The exercise asks you to copy every line below in which "sources" appears.

▶ [Records that describe figures]:
+++
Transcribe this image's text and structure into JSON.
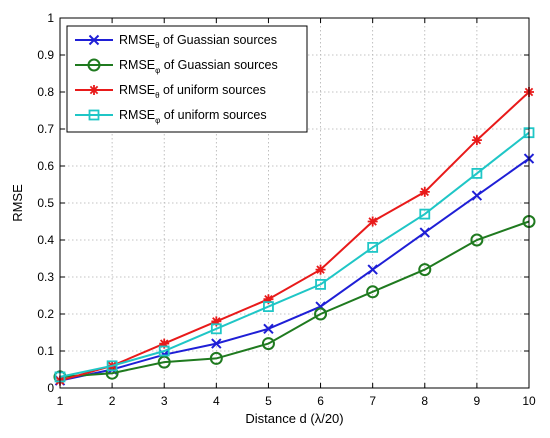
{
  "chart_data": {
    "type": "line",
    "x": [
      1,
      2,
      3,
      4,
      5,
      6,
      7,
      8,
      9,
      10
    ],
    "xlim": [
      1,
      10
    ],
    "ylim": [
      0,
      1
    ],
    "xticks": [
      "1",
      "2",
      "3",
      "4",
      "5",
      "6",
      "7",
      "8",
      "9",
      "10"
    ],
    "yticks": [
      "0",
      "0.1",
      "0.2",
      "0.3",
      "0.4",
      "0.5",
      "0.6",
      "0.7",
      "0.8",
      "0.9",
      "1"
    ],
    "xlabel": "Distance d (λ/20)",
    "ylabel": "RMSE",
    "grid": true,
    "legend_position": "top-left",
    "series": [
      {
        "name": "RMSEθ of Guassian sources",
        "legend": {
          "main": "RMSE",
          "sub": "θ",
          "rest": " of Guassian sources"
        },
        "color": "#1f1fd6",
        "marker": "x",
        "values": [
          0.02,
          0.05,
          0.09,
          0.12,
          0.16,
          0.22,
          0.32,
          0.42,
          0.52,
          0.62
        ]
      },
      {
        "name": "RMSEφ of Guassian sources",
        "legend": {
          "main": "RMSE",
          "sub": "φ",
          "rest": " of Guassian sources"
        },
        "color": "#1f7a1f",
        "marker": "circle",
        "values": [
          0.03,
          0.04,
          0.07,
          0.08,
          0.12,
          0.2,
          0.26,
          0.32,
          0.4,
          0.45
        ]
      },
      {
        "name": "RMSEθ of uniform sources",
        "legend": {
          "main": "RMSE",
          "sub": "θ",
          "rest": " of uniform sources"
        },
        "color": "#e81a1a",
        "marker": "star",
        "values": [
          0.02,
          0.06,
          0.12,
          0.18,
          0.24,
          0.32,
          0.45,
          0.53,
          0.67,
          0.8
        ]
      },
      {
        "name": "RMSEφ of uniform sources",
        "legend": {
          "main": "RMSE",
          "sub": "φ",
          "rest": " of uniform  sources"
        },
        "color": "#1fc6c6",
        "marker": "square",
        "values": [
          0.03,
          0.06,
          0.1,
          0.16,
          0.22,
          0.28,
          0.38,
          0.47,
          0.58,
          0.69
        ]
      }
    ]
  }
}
+++
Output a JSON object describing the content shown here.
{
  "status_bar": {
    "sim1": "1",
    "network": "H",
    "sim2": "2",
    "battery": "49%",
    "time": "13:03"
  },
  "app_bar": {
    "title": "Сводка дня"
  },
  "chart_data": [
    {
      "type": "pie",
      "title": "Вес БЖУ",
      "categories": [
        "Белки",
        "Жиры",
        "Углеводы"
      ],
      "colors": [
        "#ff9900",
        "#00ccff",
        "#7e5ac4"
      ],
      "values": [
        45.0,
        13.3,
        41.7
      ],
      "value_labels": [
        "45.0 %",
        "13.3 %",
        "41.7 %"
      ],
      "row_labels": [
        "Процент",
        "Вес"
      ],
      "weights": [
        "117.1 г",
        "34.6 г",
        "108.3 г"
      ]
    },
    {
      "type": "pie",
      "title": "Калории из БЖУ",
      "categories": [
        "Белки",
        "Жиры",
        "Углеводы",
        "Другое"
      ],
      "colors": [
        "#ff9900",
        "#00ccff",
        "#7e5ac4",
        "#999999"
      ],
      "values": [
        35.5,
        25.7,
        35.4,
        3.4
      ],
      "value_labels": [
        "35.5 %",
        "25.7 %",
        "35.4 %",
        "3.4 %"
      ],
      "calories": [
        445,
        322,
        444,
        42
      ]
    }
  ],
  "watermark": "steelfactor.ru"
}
+++
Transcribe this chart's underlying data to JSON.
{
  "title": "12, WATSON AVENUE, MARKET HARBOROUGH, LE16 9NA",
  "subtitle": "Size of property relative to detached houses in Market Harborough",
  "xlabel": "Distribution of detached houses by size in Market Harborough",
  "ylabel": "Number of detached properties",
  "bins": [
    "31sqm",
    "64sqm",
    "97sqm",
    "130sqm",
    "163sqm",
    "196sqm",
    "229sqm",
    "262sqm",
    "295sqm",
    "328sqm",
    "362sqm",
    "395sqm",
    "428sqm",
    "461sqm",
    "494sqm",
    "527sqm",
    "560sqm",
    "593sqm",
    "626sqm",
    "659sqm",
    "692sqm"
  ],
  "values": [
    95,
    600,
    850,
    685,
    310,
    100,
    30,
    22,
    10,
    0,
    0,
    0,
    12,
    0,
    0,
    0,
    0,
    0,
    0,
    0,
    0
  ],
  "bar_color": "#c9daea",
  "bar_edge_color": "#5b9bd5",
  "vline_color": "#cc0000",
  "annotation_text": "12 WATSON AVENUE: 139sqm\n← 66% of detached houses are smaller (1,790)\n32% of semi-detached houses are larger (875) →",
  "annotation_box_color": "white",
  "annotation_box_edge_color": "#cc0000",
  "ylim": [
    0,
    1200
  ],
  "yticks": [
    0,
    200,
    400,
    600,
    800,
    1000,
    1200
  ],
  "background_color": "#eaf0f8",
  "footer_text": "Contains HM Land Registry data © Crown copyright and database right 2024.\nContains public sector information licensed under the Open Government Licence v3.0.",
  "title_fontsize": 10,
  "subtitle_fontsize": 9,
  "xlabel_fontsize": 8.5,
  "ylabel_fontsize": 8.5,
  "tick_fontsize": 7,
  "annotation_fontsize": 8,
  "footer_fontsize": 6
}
+++
▶ [RESULT BELOW]:
        "name": "RMSEθ of Guassian sources",
          "rest": " of Guassian sources"
        "name": "RMSEφ of Guassian sources",
          "rest": " of Guassian sources"
        "name": "RMSEθ of uniform sources",
          "rest": " of uniform sources"
        "name": "RMSEφ of uniform sources",
          "rest": " of uniform  sources"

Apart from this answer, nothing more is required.